▶ **Requirements**
Retype all of the data exactly as given.

▶ **Exercise material**
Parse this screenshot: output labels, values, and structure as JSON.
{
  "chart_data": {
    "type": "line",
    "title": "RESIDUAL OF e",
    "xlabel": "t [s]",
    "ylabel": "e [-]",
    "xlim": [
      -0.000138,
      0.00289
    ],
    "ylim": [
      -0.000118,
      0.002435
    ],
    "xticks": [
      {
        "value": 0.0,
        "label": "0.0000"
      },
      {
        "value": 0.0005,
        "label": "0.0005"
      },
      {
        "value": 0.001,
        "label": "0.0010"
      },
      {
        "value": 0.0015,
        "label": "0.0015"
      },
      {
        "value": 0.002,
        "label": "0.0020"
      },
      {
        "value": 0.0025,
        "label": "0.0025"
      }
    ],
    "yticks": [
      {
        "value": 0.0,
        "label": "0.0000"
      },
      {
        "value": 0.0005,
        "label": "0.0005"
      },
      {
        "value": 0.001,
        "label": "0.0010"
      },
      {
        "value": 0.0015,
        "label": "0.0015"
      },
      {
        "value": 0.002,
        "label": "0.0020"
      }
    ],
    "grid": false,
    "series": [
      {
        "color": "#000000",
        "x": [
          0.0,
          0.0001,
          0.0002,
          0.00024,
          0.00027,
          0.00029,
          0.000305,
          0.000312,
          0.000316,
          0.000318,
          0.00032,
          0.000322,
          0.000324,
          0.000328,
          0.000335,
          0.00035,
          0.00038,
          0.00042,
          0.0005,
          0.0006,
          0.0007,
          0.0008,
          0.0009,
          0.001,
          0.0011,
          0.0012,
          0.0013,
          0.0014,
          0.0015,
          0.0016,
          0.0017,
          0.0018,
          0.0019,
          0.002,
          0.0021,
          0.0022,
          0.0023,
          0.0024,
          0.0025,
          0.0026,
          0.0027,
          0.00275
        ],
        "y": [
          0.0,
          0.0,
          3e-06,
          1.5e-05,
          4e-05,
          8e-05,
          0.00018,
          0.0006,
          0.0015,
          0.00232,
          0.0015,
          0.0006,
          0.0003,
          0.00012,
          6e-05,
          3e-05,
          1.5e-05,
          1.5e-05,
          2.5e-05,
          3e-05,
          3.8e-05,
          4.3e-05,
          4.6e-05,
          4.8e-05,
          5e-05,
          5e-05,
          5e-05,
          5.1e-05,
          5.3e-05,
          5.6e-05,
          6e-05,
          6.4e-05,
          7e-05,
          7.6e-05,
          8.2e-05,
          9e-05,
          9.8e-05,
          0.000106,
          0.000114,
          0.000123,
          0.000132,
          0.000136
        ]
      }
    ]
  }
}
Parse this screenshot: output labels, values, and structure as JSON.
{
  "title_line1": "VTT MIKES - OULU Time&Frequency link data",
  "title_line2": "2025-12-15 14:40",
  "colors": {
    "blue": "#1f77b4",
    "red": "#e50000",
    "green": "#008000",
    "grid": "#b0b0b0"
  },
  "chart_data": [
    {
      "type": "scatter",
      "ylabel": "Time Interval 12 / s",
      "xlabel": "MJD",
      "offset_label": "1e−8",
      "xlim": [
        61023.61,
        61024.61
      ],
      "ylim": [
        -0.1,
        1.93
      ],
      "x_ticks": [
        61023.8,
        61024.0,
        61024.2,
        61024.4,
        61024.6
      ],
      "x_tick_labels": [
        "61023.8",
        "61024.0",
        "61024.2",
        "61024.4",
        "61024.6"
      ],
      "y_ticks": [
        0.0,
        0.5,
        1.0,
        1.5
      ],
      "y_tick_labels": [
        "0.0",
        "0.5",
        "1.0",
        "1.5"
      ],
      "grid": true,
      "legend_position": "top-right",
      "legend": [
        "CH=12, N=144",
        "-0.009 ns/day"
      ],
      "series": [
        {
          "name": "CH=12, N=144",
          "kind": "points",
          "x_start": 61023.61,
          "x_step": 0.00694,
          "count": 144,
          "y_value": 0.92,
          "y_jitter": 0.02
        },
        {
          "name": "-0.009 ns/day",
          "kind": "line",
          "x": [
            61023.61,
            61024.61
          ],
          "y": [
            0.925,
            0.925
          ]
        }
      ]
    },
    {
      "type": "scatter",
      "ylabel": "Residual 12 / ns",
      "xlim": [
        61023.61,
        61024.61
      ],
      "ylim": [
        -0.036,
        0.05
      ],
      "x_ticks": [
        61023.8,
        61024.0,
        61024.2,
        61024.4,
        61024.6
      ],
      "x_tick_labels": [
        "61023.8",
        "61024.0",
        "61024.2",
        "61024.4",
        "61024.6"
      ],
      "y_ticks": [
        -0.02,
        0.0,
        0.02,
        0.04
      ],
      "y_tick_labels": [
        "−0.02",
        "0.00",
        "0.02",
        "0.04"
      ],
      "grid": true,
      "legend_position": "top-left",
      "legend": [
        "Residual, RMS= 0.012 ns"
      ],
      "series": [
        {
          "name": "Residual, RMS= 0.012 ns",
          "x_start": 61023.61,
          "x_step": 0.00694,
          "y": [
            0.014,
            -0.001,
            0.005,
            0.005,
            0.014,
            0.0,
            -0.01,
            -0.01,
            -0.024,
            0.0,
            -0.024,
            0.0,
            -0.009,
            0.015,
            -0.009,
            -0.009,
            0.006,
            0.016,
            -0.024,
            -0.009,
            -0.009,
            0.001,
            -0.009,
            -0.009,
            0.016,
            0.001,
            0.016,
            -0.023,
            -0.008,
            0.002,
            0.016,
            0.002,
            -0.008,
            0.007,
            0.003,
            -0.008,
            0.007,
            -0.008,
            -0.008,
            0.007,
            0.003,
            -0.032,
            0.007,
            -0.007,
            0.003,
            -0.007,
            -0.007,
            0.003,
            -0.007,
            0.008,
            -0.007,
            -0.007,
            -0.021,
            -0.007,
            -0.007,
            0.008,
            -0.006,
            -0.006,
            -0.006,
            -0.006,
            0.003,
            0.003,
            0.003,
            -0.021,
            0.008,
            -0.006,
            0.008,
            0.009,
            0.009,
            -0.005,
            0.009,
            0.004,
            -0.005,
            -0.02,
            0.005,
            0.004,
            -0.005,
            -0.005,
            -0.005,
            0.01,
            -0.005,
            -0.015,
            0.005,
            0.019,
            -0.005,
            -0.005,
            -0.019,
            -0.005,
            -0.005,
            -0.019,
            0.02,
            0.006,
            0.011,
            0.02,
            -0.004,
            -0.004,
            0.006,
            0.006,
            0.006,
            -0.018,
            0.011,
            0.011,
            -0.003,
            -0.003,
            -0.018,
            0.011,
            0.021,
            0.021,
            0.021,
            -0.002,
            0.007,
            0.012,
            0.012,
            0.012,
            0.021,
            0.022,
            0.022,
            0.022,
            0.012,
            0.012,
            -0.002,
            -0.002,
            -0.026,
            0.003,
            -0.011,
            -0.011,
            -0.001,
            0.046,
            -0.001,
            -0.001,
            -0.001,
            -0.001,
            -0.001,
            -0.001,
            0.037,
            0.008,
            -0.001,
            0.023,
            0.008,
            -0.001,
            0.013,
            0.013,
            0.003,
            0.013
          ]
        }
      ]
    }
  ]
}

▶ **Result**
Parse this screenshot: output labels, values, and structure as JSON.
{
  "chart_data": {
    "type": "line",
    "title": "RESIDUAL OF e",
    "xlabel": "t [s]",
    "ylabel": "e [-]",
    "xlim": [
      -0.000138,
      0.00289
    ],
    "ylim": [
      -0.000118,
      0.002435
    ],
    "xticks": [
      {
        "value": 0.0,
        "label": "0.0000"
      },
      {
        "value": 0.0005,
        "label": "0.0005"
      },
      {
        "value": 0.001,
        "label": "0.0010"
      },
      {
        "value": 0.0015,
        "label": "0.0015"
      },
      {
        "value": 0.002,
        "label": "0.0020"
      },
      {
        "value": 0.0025,
        "label": "0.0025"
      }
    ],
    "yticks": [
      {
        "value": 0.0,
        "label": "0.0000"
      },
      {
        "value": 0.0005,
        "label": "0.0005"
      },
      {
        "value": 0.001,
        "label": "0.0010"
      },
      {
        "value": 0.0015,
        "label": "0.0015"
      },
      {
        "value": 0.002,
        "label": "0.0020"
      }
    ],
    "grid": false,
    "series": [
      {
        "color": "#000000",
        "x": [
          0.0,
          0.0001,
          0.0002,
          0.00024,
          0.00027,
          0.00029,
          0.000305,
          0.000312,
          0.000316,
          0.000318,
          0.00032,
          0.000322,
          0.000324,
          0.000328,
          0.000335,
          0.00035,
          0.00038,
          0.00042,
          0.0005,
          0.0006,
          0.0007,
          0.0008,
          0.0009,
          0.001,
          0.0011,
          0.0012,
          0.0013,
          0.0014,
          0.0015,
          0.0016,
          0.0017,
          0.0018,
          0.0019,
          0.002,
          0.0021,
          0.0022,
          0.0023,
          0.0024,
          0.0025,
          0.0026,
          0.0027,
          0.00275
        ],
        "y": [
          0.0,
          0.0,
          3e-06,
          1.5e-05,
          4e-05,
          8e-05,
          0.00018,
          0.0006,
          0.0015,
          0.00232,
          0.0015,
          0.0006,
          0.0003,
          0.00012,
          6e-05,
          3e-05,
          1.5e-05,
          1.5e-05,
          2.5e-05,
          3e-05,
          3.8e-05,
          4.3e-05,
          4.6e-05,
          4.8e-05,
          5e-05,
          5e-05,
          5e-05,
          5.1e-05,
          5.3e-05,
          5.6e-05,
          6e-05,
          6.4e-05,
          7e-05,
          7.6e-05,
          8.2e-05,
          9e-05,
          9.8e-05,
          0.000106,
          0.000114,
          0.000123,
          0.000132,
          0.000136
        ]
      }
    ]
  }
}
Parse this screenshot: output labels, values, and structure as JSON.
{
  "title_line1": "VTT MIKES - OULU Time&Frequency link data",
  "title_line2": "2025-12-15 14:40",
  "colors": {
    "blue": "#1f77b4",
    "red": "#e50000",
    "green": "#008000",
    "grid": "#b0b0b0"
  },
  "chart_data": [
    {
      "type": "scatter",
      "ylabel": "Time Interval 12 / s",
      "xlabel": "MJD",
      "offset_label": "1e−8",
      "xlim": [
        61023.61,
        61024.61
      ],
      "ylim": [
        -0.1,
        1.93
      ],
      "x_ticks": [
        61023.8,
        61024.0,
        61024.2,
        61024.4,
        61024.6
      ],
      "x_tick_labels": [
        "61023.8",
        "61024.0",
        "61024.2",
        "61024.4",
        "61024.6"
      ],
      "y_ticks": [
        0.0,
        0.5,
        1.0,
        1.5
      ],
      "y_tick_labels": [
        "0.0",
        "0.5",
        "1.0",
        "1.5"
      ],
      "grid": true,
      "legend_position": "top-right",
      "legend": [
        "CH=12, N=144",
        "-0.009 ns/day"
      ],
      "series": [
        {
          "name": "CH=12, N=144",
          "kind": "points",
          "x_start": 61023.61,
          "x_step": 0.00694,
          "count": 144,
          "y_value": 0.92,
          "y_jitter": 0.02
        },
        {
          "name": "-0.009 ns/day",
          "kind": "line",
          "x": [
            61023.61,
            61024.61
          ],
          "y": [
            0.925,
            0.925
          ]
        }
      ]
    },
    {
      "type": "scatter",
      "ylabel": "Residual 12 / ns",
      "xlim": [
        61023.61,
        61024.61
      ],
      "ylim": [
        -0.036,
        0.05
      ],
      "x_ticks": [
        61023.8,
        61024.0,
        61024.2,
        61024.4,
        61024.6
      ],
      "x_tick_labels": [
        "61023.8",
        "61024.0",
        "61024.2",
        "61024.4",
        "61024.6"
      ],
      "y_ticks": [
        -0.02,
        0.0,
        0.02,
        0.04
      ],
      "y_tick_labels": [
        "−0.02",
        "0.00",
        "0.02",
        "0.04"
      ],
      "grid": true,
      "legend_position": "top-left",
      "legend": [
        "Residual, RMS= 0.012 ns"
      ],
      "series": [
        {
          "name": "Residual, RMS= 0.012 ns",
          "x_start": 61023.61,
          "x_step": 0.00694,
          "y": [
            0.014,
            -0.001,
            0.005,
            0.005,
            0.014,
            0.0,
            -0.01,
            -0.01,
            -0.024,
            0.0,
            -0.024,
            0.0,
            -0.009,
            0.015,
            -0.009,
            -0.009,
            0.006,
            0.016,
            -0.024,
            -0.009,
            -0.009,
            0.001,
            -0.009,
            -0.009,
            0.016,
            0.001,
            0.016,
            -0.023,
            -0.008,
            0.002,
            0.016,
            0.002,
            -0.008,
            0.007,
            0.003,
            -0.008,
            0.007,
            -0.008,
            -0.008,
            0.007,
            0.003,
            -0.032,
            0.007,
            -0.007,
            0.003,
            -0.007,
            -0.007,
            0.003,
            -0.007,
            0.008,
            -0.007,
            -0.007,
            -0.021,
            -0.007,
            -0.007,
            0.008,
            -0.006,
            -0.006,
            -0.006,
            -0.006,
            0.003,
            0.003,
            0.003,
            -0.021,
            0.008,
            -0.006,
            0.008,
            0.009,
            0.009,
            -0.005,
            0.009,
            0.004,
            -0.005,
            -0.02,
            0.005,
            0.004,
            -0.005,
            -0.005,
            -0.005,
            0.01,
            -0.005,
            -0.015,
            0.005,
            0.019,
            -0.005,
            -0.005,
            -0.019,
            -0.005,
            -0.005,
            -0.019,
            0.02,
            0.006,
            0.011,
            0.02,
            -0.004,
            -0.004,
            0.006,
            0.006,
            0.006,
            -0.018,
            0.011,
            0.011,
            -0.003,
            -0.003,
            -0.018,
            0.011,
            0.021,
            0.021,
            0.021,
            -0.002,
            0.007,
            0.012,
            0.012,
            0.012,
            0.021,
            0.022,
            0.022,
            0.022,
            0.012,
            0.012,
            -0.002,
            -0.002,
            -0.026,
            0.003,
            -0.011,
            -0.011,
            -0.001,
            0.046,
            -0.001,
            -0.001,
            -0.001,
            -0.001,
            -0.001,
            -0.001,
            0.037,
            0.008,
            -0.001,
            0.023,
            0.008,
            -0.001,
            0.013,
            0.013,
            0.003,
            0.013
          ]
        }
      ]
    }
  ]
}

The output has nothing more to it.